* Figure record extracts
○ ○ ○ ○ ○ ○ ○
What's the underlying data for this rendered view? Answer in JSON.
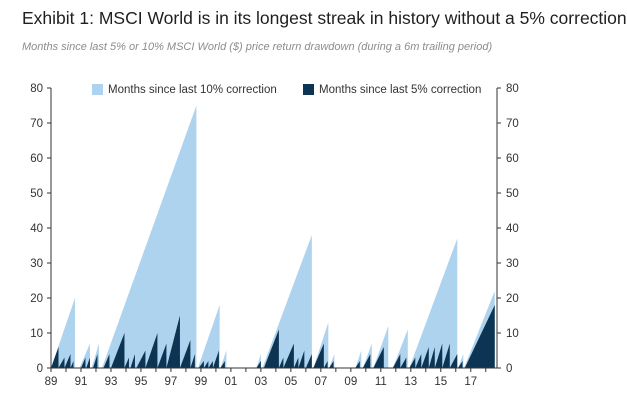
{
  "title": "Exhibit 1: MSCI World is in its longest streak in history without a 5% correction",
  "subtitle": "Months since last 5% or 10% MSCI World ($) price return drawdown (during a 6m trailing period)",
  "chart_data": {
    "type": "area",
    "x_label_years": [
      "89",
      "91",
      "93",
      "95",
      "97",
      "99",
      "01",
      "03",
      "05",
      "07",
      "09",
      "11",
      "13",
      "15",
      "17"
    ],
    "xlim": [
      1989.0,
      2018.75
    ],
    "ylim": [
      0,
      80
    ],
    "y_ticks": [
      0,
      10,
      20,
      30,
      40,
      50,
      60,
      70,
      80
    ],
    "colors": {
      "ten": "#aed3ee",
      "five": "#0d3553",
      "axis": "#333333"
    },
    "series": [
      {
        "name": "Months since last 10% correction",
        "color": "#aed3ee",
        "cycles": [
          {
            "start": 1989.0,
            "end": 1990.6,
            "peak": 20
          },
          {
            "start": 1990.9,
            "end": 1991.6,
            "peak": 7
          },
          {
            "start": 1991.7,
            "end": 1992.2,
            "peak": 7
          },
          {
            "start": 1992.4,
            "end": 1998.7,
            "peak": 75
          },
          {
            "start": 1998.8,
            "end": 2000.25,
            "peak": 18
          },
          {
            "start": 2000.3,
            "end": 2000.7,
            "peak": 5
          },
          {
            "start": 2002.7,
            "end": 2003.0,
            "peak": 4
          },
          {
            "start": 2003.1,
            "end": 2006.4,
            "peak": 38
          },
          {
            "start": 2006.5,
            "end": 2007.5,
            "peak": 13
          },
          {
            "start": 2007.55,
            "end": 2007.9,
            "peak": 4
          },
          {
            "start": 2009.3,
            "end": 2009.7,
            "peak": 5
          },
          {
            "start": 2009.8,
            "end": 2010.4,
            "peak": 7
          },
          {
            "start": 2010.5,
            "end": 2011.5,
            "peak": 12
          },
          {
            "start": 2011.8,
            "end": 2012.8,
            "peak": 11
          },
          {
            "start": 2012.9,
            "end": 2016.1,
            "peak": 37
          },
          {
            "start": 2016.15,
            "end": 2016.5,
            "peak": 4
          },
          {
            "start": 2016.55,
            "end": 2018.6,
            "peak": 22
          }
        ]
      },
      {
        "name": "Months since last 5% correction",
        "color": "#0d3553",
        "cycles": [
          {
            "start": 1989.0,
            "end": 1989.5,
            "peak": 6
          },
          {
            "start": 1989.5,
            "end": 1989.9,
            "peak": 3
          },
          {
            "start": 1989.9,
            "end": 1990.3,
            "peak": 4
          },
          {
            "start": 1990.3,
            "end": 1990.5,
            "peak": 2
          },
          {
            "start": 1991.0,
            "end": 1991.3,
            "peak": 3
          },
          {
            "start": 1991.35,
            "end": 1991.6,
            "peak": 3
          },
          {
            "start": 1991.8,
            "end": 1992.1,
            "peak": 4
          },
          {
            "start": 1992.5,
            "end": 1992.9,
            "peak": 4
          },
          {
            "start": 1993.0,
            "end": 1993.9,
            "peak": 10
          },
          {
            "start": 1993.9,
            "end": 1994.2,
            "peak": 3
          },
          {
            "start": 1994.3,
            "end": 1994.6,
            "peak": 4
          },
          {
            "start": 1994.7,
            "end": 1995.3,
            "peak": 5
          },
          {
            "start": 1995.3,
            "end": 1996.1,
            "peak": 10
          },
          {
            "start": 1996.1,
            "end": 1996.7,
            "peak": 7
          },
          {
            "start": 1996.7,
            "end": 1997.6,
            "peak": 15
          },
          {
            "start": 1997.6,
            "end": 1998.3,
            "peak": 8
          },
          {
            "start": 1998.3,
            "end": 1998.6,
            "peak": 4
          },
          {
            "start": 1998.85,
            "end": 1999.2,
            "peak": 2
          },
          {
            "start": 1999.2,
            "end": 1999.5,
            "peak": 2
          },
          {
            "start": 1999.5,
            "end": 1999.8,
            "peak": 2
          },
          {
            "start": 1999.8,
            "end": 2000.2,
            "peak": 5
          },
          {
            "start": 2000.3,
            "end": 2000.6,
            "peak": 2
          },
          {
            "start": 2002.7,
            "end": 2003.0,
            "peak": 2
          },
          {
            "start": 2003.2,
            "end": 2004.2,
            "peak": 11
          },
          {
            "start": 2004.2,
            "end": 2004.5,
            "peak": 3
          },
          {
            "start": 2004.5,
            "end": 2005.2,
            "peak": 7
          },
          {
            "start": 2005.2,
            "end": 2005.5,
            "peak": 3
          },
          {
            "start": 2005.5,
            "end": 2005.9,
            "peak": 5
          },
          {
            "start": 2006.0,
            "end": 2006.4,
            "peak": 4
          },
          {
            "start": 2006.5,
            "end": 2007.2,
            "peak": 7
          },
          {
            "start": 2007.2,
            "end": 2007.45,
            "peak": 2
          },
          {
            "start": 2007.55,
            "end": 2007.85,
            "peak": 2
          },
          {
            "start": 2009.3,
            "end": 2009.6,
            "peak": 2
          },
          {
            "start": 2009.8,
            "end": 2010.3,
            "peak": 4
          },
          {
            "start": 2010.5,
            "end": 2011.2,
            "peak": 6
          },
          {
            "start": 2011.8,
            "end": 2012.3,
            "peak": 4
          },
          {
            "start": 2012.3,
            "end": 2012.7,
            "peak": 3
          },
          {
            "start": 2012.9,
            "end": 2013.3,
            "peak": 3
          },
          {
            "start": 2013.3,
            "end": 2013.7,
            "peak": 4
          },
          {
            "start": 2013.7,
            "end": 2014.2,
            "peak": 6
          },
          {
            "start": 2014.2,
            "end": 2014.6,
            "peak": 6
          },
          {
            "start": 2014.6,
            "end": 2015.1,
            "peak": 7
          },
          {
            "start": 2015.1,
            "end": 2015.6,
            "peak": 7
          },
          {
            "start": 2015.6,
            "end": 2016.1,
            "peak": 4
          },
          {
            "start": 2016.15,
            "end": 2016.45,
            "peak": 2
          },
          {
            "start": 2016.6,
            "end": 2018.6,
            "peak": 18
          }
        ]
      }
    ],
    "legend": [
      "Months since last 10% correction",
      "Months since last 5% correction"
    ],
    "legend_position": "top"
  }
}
○ ○ ○ ○ ○ ○ ○
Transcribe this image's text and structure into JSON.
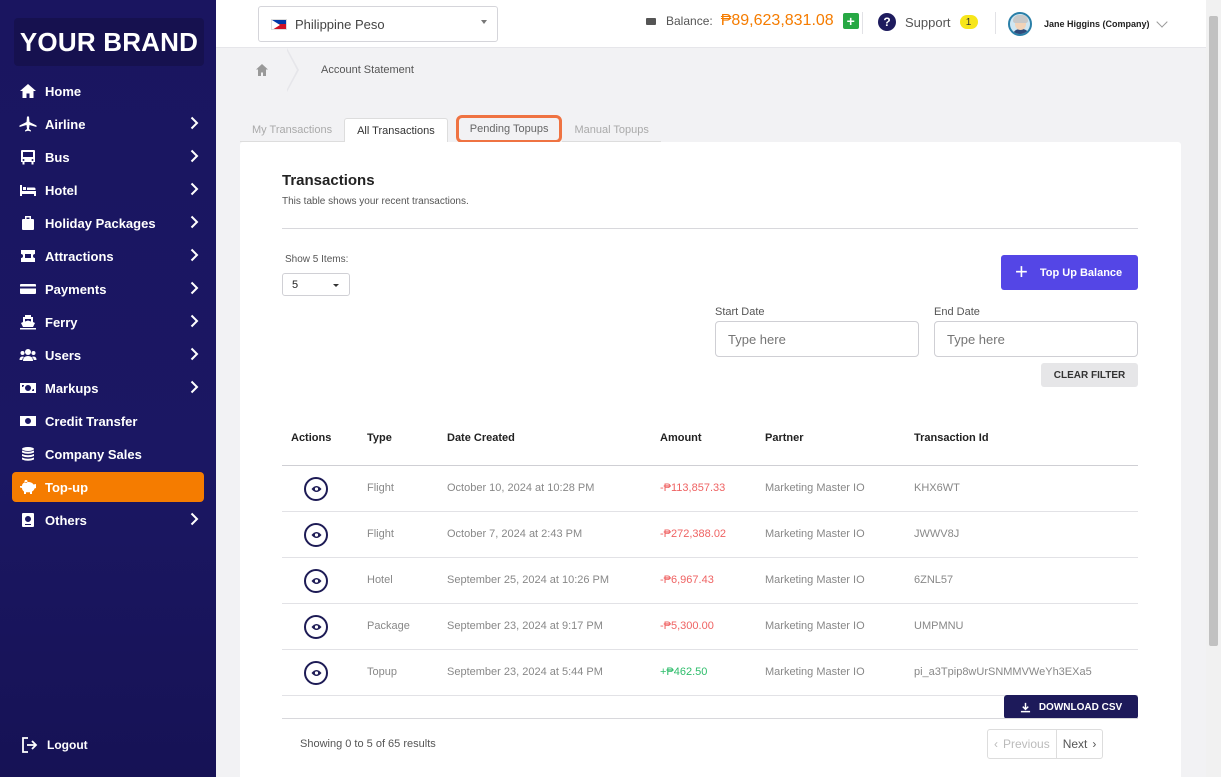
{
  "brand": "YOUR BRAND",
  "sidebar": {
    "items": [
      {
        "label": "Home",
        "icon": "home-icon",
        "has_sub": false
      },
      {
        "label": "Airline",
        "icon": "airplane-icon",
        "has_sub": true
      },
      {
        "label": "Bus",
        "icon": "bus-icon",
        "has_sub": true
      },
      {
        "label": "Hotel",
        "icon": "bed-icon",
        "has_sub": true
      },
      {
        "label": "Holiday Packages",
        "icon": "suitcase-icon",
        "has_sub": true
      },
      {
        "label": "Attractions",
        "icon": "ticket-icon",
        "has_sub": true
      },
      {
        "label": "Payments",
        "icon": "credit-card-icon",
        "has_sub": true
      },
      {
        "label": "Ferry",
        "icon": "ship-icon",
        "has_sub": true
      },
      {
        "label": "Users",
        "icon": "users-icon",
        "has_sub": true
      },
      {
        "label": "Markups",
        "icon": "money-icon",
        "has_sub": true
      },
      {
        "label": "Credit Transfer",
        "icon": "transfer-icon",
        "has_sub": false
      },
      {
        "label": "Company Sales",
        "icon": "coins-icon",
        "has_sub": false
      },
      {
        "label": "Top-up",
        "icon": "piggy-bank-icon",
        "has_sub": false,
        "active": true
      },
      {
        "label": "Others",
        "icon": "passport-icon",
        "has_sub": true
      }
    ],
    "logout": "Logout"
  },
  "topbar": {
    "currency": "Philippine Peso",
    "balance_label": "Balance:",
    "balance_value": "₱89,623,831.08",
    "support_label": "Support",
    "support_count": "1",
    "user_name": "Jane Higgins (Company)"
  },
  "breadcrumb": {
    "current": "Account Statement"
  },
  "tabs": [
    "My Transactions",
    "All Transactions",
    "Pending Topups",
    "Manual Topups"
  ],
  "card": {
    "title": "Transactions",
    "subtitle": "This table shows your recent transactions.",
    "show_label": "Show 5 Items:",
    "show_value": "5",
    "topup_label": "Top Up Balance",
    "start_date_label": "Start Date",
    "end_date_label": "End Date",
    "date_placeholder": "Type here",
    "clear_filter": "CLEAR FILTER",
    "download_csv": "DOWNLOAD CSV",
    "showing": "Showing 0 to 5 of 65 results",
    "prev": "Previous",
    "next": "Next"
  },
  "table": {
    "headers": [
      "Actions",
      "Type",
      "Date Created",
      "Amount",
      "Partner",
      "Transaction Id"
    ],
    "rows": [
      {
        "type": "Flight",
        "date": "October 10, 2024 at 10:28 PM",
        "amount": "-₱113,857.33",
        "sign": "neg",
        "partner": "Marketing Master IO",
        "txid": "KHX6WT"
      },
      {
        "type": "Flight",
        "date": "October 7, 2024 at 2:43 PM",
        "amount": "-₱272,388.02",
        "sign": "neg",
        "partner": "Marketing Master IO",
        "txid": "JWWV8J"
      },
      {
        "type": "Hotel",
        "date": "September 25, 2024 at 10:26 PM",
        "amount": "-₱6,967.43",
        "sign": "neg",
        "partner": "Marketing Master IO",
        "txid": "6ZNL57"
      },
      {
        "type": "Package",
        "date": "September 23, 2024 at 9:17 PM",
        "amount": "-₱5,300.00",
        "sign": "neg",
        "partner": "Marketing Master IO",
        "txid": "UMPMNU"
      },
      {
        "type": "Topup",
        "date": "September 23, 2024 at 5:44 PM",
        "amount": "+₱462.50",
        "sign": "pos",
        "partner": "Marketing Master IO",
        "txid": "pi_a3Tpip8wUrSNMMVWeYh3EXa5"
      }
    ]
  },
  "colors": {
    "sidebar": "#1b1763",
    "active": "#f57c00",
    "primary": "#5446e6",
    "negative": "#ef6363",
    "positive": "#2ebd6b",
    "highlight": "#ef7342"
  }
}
○ ○ ○ ○ ○ ○ ○
* WHAT IS BEING ASKED
From the material, report only how many lines include the word "Company".

* REPLY TO THE EXERCISE
2